[Data entries]
--- start ---

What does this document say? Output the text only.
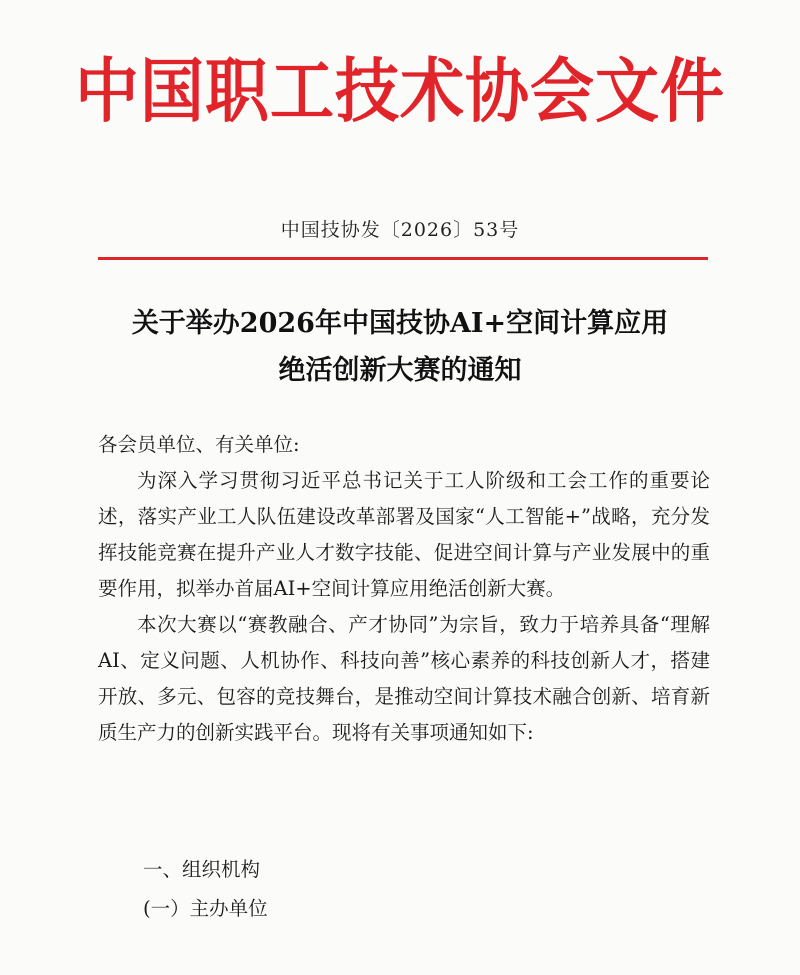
中国职工技术协会文件
中国技协发〔2026〕53号
关于举办2026年中国技协AI+空间计算应用
绝活创新大赛的通知

各会员单位、有关单位:

为深入学习贯彻习近平总书记关于工人阶级和工会工作的重要论述，落实产业工人队伍建设改革部署及国家“人工智能+”战略，充分发挥技能竞赛在提升产业人才数字技能、促进空间计算与产业发展中的重要作用，拟举办首届AI+空间计算应用绝活创新大赛。

本次大赛以“赛教融合、产才协同”为宗旨，致力于培养具备“理解AI、定义问题、人机协作、科技向善”核心素养的科技创新人才，搭建开放、多元、包容的竞技舞台，是推动空间计算技术融合创新、培育新质生产力的创新实践平台。现将有关事项通知如下:

一、组织机构
(一）主办单位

--- end ---

• Work to complete
Above are records to transcribe exactly; leave their pictures out.

• Reply
What does this document say? Output the text only.
中国职工技术协会文件
中国技协发〔2026〕53号
关于举办2026年中国技协AI+空间计算应用
绝活创新大赛的通知

各会员单位、有关单位:

为深入学习贯彻习近平总书记关于工人阶级和工会工作的重要论述，落实产业工人队伍建设改革部署及国家“人工智能+”战略，充分发挥技能竞赛在提升产业人才数字技能、促进空间计算与产业发展中的重要作用，拟举办首届AI+空间计算应用绝活创新大赛。

本次大赛以“赛教融合、产才协同”为宗旨，致力于培养具备“理解AI、定义问题、人机协作、科技向善”核心素养的科技创新人才，搭建开放、多元、包容的竞技舞台，是推动空间计算技术融合创新、培育新质生产力的创新实践平台。现将有关事项通知如下:

一、组织机构
(一）主办单位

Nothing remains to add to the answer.